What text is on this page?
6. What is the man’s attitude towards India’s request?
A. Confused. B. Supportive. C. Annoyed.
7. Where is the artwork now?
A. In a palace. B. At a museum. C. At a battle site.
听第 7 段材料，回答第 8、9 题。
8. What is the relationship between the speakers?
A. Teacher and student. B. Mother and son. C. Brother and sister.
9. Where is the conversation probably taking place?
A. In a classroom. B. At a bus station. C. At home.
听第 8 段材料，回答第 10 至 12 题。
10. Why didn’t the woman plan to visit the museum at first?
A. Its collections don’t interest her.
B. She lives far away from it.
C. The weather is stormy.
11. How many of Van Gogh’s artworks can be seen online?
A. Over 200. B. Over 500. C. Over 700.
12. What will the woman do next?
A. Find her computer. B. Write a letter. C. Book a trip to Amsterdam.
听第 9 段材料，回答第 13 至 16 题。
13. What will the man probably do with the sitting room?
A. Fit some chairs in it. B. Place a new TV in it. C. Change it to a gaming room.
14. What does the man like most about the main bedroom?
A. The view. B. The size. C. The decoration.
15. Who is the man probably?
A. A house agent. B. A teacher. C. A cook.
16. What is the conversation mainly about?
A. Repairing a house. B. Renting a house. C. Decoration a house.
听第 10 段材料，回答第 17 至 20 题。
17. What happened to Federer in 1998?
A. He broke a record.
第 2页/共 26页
==
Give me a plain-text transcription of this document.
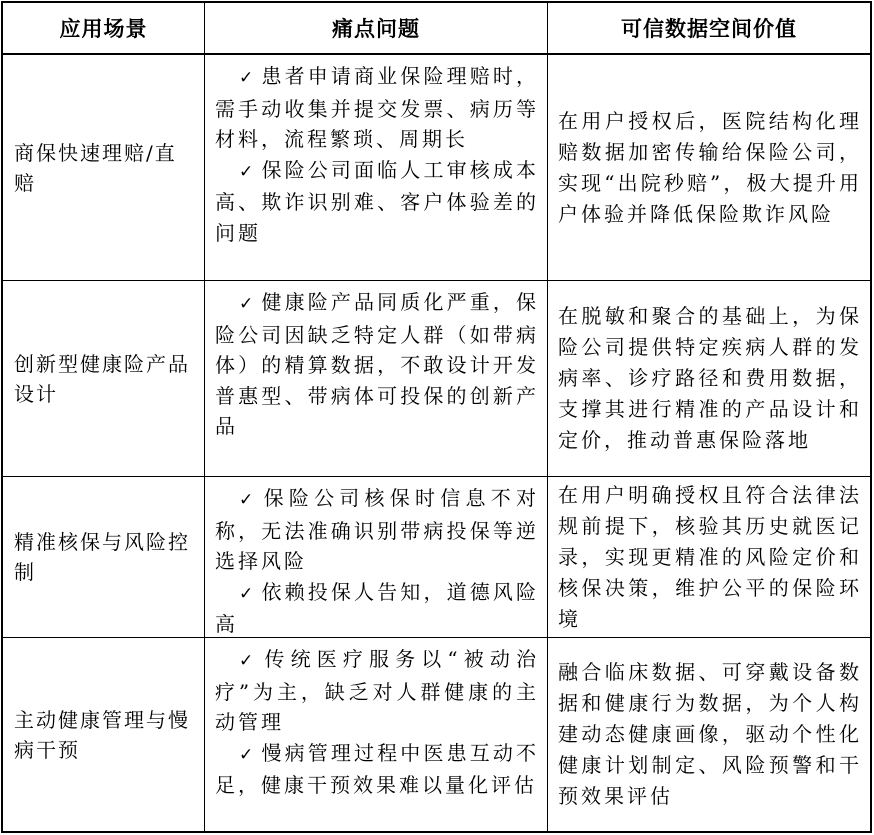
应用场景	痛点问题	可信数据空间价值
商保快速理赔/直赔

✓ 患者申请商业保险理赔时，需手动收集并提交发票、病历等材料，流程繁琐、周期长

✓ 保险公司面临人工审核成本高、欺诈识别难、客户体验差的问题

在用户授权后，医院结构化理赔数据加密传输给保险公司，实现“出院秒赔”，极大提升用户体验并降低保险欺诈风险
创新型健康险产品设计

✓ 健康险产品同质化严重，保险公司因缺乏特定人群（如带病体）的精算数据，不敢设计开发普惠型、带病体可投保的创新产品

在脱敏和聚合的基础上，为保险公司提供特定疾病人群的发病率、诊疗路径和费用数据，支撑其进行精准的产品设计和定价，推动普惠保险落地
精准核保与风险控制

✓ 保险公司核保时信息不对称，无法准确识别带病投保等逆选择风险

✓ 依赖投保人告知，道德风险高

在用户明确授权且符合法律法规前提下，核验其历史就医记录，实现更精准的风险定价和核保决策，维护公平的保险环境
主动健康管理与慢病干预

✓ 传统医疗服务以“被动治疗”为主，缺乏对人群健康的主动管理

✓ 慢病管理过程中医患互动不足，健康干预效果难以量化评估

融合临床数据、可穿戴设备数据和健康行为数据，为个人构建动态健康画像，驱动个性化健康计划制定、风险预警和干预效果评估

◆ Stated problem: Your answer should be one number: how many lines in the material above contain the string "probably".

◆ Exercise output: 3